**AVAILABLE DATA**
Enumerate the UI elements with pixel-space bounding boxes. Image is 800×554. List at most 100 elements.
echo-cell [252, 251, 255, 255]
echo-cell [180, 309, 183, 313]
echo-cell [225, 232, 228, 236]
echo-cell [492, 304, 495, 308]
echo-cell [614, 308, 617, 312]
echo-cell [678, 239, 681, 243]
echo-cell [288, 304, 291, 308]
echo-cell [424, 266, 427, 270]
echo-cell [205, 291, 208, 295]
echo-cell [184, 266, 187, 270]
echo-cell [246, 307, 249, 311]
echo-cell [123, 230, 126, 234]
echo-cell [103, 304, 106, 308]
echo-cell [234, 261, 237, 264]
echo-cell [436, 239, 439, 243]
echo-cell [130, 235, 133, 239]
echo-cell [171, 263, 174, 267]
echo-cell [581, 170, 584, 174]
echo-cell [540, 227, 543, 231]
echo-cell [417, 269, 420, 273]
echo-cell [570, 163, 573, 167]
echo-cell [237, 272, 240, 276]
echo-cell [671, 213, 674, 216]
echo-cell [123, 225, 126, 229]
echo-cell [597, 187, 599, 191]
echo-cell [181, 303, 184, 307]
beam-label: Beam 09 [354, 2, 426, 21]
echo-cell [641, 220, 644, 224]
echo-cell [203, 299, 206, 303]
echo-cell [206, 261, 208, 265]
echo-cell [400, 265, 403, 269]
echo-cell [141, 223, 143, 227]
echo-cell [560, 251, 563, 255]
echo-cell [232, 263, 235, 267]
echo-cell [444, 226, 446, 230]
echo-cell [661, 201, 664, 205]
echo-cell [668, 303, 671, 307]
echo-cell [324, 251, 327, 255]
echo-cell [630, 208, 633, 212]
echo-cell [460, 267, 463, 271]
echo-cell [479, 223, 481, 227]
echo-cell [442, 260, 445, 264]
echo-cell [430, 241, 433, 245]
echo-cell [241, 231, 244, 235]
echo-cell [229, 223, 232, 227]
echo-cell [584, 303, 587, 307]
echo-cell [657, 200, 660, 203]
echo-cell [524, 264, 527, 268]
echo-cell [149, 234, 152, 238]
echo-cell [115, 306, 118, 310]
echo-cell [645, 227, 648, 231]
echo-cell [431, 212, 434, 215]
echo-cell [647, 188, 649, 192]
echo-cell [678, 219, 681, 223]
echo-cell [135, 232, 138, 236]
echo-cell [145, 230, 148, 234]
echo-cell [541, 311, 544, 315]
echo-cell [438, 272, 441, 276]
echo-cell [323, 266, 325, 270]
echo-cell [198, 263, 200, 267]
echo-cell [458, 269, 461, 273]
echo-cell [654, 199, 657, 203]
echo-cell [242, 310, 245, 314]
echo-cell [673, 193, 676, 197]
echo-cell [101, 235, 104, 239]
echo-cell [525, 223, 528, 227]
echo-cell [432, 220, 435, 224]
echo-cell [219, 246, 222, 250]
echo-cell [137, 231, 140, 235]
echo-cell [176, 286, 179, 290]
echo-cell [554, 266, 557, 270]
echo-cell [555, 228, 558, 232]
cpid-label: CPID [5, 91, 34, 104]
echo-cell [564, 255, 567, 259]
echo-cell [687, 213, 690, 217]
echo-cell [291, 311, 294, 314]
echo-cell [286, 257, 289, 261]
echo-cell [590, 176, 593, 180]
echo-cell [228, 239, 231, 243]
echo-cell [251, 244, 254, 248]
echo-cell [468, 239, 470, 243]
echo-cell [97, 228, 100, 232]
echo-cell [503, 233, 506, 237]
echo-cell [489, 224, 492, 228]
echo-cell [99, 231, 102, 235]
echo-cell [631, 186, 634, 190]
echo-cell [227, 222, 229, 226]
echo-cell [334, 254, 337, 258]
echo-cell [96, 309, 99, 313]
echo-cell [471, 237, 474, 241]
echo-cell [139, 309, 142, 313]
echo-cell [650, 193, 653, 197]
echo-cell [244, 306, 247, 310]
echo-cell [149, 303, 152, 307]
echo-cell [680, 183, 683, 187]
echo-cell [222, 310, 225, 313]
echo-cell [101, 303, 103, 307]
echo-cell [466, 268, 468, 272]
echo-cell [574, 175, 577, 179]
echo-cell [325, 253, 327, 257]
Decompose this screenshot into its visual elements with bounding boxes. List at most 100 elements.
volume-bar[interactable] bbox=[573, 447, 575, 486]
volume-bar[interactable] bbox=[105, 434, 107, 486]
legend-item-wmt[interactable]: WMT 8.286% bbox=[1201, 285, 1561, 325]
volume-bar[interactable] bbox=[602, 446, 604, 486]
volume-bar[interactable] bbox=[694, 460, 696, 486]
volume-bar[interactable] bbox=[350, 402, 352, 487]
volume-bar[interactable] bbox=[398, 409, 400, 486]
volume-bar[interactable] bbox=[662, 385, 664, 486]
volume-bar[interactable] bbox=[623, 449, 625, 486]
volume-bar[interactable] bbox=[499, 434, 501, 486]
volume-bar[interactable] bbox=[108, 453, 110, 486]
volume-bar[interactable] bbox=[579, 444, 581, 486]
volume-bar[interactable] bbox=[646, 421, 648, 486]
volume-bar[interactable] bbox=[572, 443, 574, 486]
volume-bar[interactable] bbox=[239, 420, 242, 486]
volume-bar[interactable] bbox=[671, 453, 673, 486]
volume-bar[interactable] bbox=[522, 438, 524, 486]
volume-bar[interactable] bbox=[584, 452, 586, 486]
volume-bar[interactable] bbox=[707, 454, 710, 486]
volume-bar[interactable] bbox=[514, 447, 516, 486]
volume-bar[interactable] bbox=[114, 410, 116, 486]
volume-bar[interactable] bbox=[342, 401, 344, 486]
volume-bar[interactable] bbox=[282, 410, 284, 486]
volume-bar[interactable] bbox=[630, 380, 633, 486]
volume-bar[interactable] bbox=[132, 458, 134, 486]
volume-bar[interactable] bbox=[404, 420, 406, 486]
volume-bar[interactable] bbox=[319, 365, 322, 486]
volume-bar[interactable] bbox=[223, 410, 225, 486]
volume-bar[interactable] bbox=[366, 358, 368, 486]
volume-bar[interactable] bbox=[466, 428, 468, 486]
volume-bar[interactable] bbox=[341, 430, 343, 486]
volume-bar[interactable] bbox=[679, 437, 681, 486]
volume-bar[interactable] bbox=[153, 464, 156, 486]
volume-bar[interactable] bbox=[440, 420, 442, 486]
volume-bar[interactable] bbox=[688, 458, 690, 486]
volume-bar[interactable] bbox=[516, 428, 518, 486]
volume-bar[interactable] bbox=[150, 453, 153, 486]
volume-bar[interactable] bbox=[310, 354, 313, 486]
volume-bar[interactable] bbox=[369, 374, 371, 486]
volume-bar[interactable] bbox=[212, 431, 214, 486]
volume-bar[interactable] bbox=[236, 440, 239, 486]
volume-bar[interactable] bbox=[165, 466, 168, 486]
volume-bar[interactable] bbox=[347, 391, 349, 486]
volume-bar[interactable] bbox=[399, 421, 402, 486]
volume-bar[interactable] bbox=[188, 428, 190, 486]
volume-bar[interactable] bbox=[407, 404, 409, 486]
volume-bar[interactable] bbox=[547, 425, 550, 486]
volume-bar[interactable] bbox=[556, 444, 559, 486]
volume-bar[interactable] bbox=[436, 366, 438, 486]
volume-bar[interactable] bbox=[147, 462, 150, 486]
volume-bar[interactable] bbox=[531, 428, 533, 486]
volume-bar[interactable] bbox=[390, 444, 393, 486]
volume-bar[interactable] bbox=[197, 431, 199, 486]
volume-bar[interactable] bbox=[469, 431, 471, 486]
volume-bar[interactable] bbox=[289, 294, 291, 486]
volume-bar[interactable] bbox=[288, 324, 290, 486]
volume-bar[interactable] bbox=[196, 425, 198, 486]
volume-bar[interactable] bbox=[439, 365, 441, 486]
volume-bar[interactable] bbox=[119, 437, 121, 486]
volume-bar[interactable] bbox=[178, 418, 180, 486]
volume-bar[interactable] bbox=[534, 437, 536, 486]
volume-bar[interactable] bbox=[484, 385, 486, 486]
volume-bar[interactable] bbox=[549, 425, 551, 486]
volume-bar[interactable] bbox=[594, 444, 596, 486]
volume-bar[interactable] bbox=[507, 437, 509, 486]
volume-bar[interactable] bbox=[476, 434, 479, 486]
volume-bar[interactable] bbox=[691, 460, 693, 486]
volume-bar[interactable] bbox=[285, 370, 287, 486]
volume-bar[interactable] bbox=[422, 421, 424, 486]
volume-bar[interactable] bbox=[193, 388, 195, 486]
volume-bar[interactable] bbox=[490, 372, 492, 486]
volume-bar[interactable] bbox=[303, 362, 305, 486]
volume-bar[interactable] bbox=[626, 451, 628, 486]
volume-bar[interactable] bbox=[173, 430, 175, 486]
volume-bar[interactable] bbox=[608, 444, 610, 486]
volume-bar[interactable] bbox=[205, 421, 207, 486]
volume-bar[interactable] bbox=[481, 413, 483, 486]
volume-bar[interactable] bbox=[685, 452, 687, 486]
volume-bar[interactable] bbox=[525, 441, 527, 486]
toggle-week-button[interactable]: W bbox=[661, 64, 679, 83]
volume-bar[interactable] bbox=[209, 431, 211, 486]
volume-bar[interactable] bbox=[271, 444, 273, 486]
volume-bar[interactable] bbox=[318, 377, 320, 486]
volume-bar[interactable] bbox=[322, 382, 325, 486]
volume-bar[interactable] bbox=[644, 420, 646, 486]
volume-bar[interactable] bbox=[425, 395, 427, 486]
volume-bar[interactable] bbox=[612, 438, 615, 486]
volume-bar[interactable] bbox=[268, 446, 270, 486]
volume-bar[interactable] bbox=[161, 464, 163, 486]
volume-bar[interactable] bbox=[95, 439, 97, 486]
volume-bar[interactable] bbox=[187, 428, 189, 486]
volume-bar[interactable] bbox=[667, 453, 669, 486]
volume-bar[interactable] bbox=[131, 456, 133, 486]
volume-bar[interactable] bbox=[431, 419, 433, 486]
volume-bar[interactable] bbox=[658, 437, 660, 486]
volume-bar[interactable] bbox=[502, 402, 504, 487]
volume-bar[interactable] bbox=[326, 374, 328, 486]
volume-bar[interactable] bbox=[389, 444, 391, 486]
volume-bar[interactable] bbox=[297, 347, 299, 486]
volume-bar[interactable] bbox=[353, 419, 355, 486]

**WHAT YOU ARE ASKED TO DO**
Rewrite the data from its first line through the line containing "echo-cell [479, 223, 481, 227]", with "echo-cell" changed to "echo-point" and nothing else altered.

**THE RESULT**
Enumerate the UI elements with pixel-space bounding boxes. Image is 800×554. List at most 100 elements.
echo-point [252, 251, 255, 255]
echo-point [180, 309, 183, 313]
echo-point [225, 232, 228, 236]
echo-point [492, 304, 495, 308]
echo-point [614, 308, 617, 312]
echo-point [678, 239, 681, 243]
echo-point [288, 304, 291, 308]
echo-point [424, 266, 427, 270]
echo-point [205, 291, 208, 295]
echo-point [184, 266, 187, 270]
echo-point [246, 307, 249, 311]
echo-point [123, 230, 126, 234]
echo-point [103, 304, 106, 308]
echo-point [234, 261, 237, 264]
echo-point [436, 239, 439, 243]
echo-point [130, 235, 133, 239]
echo-point [171, 263, 174, 267]
echo-point [581, 170, 584, 174]
echo-point [540, 227, 543, 231]
echo-point [417, 269, 420, 273]
echo-point [570, 163, 573, 167]
echo-point [237, 272, 240, 276]
echo-point [671, 213, 674, 216]
echo-point [123, 225, 126, 229]
echo-point [597, 187, 599, 191]
echo-point [181, 303, 184, 307]
beam-label: Beam 09 [354, 2, 426, 21]
echo-point [641, 220, 644, 224]
echo-point [203, 299, 206, 303]
echo-point [206, 261, 208, 265]
echo-point [400, 265, 403, 269]
echo-point [141, 223, 143, 227]
echo-point [560, 251, 563, 255]
echo-point [232, 263, 235, 267]
echo-point [444, 226, 446, 230]
echo-point [661, 201, 664, 205]
echo-point [668, 303, 671, 307]
echo-point [324, 251, 327, 255]
echo-point [630, 208, 633, 212]
echo-point [460, 267, 463, 271]
echo-point [479, 223, 481, 227]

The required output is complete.